Below are records. Copy every line with "JSON" in it.

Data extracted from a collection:
——————————
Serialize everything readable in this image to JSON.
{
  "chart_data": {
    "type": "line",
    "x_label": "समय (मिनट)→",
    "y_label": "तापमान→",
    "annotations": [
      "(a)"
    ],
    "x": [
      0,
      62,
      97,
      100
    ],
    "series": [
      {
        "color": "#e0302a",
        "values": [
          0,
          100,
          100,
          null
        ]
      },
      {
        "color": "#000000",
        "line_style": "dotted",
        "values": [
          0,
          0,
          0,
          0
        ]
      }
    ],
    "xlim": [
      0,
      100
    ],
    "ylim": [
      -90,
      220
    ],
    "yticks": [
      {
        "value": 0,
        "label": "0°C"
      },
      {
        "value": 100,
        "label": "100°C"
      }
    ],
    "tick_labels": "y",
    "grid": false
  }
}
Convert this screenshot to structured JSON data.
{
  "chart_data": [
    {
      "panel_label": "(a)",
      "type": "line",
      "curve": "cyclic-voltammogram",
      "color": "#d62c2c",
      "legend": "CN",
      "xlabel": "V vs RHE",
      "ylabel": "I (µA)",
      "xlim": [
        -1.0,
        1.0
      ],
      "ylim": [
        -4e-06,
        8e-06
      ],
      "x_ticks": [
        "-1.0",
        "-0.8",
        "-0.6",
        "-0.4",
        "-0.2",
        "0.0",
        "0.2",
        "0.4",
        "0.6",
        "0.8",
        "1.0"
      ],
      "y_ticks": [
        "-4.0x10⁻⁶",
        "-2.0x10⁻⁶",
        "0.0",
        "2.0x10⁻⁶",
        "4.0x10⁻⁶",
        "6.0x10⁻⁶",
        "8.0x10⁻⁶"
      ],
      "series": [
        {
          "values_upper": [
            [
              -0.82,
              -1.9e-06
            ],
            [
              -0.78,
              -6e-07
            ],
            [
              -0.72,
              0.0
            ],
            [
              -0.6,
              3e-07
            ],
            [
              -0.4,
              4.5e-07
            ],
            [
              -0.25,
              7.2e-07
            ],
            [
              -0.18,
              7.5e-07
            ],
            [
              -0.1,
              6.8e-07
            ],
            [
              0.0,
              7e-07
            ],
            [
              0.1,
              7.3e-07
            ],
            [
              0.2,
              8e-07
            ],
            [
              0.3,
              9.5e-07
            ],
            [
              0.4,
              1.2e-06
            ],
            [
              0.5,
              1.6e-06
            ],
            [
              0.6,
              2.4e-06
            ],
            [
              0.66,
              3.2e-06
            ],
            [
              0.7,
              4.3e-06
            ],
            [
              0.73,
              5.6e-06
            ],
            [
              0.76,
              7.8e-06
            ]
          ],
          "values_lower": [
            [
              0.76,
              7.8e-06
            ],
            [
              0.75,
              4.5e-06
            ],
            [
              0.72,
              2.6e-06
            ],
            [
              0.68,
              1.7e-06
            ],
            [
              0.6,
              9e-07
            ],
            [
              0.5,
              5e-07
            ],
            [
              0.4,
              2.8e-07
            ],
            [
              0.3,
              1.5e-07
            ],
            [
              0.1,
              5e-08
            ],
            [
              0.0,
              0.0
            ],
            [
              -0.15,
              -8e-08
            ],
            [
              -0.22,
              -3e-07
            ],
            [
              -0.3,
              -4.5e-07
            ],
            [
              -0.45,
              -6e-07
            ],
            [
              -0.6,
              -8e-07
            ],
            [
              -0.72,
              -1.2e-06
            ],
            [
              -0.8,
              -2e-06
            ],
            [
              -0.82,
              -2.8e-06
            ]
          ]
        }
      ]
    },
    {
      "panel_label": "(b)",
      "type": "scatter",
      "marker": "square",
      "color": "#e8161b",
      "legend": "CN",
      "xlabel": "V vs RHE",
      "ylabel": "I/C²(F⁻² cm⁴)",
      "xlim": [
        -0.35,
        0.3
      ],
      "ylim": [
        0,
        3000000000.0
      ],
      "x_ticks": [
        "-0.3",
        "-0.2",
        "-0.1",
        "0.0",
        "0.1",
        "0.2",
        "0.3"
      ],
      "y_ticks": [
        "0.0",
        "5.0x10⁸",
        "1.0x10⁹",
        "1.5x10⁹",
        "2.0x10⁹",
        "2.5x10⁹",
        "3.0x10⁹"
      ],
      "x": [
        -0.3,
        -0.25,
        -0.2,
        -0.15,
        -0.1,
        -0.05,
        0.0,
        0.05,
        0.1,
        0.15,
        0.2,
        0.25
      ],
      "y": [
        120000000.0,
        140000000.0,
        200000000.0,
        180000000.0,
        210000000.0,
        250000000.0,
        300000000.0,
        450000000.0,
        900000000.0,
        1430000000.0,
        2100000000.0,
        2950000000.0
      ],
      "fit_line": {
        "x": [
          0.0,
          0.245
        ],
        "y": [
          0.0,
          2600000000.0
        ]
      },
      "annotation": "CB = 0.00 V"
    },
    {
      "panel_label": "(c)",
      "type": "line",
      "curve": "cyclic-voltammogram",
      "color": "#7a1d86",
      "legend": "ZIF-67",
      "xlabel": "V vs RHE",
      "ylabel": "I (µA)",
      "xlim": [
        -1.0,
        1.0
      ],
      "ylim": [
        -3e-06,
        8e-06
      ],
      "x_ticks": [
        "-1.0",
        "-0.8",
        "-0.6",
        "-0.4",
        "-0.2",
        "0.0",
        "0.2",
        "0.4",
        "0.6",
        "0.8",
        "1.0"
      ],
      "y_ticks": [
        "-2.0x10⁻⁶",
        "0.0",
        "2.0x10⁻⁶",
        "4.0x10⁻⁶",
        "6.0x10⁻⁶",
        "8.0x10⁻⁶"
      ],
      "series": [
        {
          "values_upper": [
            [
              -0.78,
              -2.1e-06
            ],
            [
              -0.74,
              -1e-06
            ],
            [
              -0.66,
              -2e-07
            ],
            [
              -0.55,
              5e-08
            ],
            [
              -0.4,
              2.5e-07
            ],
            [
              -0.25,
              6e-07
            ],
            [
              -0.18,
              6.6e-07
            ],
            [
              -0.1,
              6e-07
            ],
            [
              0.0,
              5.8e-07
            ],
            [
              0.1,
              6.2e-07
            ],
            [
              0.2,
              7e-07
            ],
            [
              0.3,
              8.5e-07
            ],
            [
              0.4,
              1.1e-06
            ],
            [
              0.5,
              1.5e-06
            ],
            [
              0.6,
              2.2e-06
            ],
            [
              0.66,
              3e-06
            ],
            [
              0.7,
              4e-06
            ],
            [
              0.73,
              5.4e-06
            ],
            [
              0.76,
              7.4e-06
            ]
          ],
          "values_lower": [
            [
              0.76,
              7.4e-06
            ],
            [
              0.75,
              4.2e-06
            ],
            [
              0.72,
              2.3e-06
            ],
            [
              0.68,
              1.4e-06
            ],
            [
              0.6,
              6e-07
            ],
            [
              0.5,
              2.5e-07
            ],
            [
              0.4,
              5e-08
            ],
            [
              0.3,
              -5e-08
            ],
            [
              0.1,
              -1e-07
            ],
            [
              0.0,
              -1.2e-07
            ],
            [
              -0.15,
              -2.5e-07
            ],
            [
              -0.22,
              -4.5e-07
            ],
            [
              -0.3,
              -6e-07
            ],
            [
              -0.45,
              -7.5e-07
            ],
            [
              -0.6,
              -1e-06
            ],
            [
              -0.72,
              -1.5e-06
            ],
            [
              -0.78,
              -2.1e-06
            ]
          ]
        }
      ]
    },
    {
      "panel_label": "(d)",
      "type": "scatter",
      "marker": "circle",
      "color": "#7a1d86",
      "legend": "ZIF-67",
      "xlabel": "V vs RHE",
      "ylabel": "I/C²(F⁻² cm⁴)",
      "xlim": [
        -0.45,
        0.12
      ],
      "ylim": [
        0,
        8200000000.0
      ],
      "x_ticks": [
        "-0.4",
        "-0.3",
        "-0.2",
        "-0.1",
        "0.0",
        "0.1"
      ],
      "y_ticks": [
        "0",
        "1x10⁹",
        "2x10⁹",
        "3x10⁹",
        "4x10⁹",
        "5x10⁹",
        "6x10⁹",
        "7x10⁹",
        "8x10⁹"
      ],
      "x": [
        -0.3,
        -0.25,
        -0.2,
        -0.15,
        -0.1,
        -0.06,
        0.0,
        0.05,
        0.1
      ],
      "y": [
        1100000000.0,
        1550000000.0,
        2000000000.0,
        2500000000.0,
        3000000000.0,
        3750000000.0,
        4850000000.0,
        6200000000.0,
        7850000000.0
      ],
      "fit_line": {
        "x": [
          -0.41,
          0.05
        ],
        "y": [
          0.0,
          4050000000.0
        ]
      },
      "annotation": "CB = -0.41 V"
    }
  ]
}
——————————
SOLUTION TO THE EXERCISE:
Serialize everything readable in this image to JSON.
Convert this screenshot to structured JSON data.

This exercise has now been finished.